Page excerpt:

▶

Ted Morgan w/Boogiemen
@ Whiskey Junction, February 21, 1998
By Rico Anderson

As manager of The Lamont Cranston Blues Band, what do I do with a rare weekend night off? Well, it's back into the clubs, what else! What better reason than to spend the evening with old friends.

The evening started with an opening set by one of the most overlooked bands in the Twin Cities. Boogiemen came out strong, rockin' from the first note. Lead vocalist and harpman Chuck Edwards was fighting a sore throat, but you sure couldn't tell. He sailed through a fine mix of covers, like Willie Dixon's "I'm A Business Man", Don Covey's "Please Do Something" and "Monkey Around" by Delbert McClinton, who, by the way, will have the band open for him once again at their annual gig at Medina on April 18th. Chuck has a great voice and blows some mighty tasty harp. He is usually a featured player on the bill at the Whiskey Junction's annual All Star Blues Harp night, which this year is scheduled for Monday, April 20th. The band served up many original songs that included Edwards new cut "Come & Get It", as well as many off of their latest CD "Boogie Time"; Paul Manske's "Taxpayin' Fools" and "Can't Stand It No More" and Edwards' "Just Like That".

◀

Entries:
▶

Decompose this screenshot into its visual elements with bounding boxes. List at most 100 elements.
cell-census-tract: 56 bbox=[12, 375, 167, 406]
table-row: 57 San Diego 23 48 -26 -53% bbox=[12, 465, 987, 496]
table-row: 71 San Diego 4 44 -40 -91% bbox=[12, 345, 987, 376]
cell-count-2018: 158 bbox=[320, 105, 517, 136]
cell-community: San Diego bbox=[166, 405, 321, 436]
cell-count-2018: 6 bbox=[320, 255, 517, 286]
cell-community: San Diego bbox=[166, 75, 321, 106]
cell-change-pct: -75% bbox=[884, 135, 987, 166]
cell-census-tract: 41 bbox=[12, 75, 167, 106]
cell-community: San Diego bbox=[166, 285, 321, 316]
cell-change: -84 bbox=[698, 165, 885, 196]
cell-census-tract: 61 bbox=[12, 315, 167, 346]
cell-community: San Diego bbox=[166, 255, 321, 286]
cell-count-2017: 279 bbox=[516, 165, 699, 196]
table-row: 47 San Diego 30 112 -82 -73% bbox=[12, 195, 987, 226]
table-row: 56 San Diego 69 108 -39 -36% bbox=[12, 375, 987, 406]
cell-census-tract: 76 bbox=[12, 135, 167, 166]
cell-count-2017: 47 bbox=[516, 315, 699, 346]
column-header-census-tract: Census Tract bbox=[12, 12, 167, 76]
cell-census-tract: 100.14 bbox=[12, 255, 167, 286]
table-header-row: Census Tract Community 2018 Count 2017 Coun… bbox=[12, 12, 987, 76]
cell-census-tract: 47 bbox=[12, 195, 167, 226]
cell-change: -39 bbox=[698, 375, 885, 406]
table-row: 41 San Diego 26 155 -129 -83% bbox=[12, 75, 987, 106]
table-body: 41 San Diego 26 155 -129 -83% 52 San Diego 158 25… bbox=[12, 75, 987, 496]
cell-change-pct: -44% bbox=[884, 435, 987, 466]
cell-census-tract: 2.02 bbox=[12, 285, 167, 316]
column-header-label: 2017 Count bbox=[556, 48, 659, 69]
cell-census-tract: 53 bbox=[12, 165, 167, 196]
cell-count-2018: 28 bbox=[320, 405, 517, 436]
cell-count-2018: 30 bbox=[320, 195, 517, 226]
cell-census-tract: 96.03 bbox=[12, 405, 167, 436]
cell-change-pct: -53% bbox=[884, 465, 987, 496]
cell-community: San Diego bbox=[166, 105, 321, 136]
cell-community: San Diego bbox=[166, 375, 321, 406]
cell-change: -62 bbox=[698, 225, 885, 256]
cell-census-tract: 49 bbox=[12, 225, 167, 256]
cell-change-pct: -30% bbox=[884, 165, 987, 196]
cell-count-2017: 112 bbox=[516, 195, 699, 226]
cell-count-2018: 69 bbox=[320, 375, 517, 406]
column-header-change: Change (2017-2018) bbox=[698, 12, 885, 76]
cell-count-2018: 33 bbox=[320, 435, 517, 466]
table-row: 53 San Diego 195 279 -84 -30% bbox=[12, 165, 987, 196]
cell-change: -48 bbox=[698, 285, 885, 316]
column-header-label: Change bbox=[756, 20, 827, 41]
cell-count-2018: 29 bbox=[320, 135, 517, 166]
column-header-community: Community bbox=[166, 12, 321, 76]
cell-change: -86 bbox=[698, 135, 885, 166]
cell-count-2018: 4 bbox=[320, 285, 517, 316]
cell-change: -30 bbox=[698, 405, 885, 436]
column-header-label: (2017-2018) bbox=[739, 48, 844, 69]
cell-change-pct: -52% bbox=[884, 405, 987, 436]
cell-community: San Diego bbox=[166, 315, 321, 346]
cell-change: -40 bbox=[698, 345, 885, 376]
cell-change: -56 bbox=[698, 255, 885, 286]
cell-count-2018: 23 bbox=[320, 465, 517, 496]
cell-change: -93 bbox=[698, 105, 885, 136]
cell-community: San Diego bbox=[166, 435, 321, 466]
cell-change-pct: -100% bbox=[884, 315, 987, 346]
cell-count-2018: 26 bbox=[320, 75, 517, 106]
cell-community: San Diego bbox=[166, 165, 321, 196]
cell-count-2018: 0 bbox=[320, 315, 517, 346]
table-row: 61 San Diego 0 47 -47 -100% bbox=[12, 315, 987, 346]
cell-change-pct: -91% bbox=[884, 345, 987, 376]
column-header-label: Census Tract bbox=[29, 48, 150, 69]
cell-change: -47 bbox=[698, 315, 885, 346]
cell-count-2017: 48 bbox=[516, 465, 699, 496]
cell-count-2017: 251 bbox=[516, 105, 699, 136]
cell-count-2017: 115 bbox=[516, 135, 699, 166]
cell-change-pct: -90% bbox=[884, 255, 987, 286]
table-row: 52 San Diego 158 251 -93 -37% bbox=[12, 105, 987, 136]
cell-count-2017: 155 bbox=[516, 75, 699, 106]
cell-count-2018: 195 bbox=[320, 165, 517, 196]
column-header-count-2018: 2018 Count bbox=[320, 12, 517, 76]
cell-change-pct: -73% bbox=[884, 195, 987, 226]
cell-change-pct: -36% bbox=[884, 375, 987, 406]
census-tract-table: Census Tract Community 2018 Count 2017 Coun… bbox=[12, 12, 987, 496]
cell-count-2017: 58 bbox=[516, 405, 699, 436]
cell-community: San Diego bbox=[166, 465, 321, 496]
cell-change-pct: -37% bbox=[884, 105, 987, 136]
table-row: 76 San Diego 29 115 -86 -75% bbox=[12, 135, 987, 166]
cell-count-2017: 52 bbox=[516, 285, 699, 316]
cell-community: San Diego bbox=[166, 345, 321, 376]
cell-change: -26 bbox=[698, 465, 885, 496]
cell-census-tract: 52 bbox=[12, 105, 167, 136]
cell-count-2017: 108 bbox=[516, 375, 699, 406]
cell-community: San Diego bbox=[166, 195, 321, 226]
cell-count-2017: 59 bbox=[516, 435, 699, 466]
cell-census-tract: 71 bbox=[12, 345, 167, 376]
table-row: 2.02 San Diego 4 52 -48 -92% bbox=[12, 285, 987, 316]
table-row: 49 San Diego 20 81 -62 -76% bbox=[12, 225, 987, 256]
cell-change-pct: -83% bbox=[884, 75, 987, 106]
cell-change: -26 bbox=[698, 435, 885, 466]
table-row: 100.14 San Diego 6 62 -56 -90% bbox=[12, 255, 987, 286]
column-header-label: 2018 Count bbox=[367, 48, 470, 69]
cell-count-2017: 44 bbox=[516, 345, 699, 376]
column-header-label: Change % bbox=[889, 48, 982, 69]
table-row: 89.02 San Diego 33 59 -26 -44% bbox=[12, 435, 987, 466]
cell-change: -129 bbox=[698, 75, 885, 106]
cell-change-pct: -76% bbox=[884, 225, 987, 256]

◀

Return the full concert review of Ted Morgan and Boogiemen at Whiskey Junction word for word, from its title line through its final sentence.

Response:
Ted Morgan w/Boogiemen
@ Whiskey Junction, February 21, 1998
By Rico Anderson

As manager of The Lamont Cranston Blues Band, what do I do with a rare weekend night off? Well, it's back into the clubs, what else! What better reason than to spend the evening with old friends.

The evening started with an opening set by one of the most overlooked bands in the Twin Cities. Boogiemen came out strong, rockin' from the first note. Lead vocalist and harpman Chuck Edwards was fighting a sore throat, but you sure couldn't tell. He sailed through a fine mix of covers, like Willie Dixon's "I'm A Business Man", Don Covey's "Please Do Something" and "Monkey Around" by Delbert McClinton, who, by the way, will have the band open for him once again at their annual gig at Medina on April 18th. Chuck has a great voice and blows some mighty tasty harp. He is usually a featured player on the bill at the Whiskey Junction's annual All Star Blues Harp night, which this year is scheduled for Monday, April 20th. The band served up many original songs that included Edwards new cut "Come & Get It", as well as many off of their latest CD "Boogie Time"; Paul Manske's "Taxpayin' Fools" and "Can't Stand It No More" and Edwards' "Just Like That".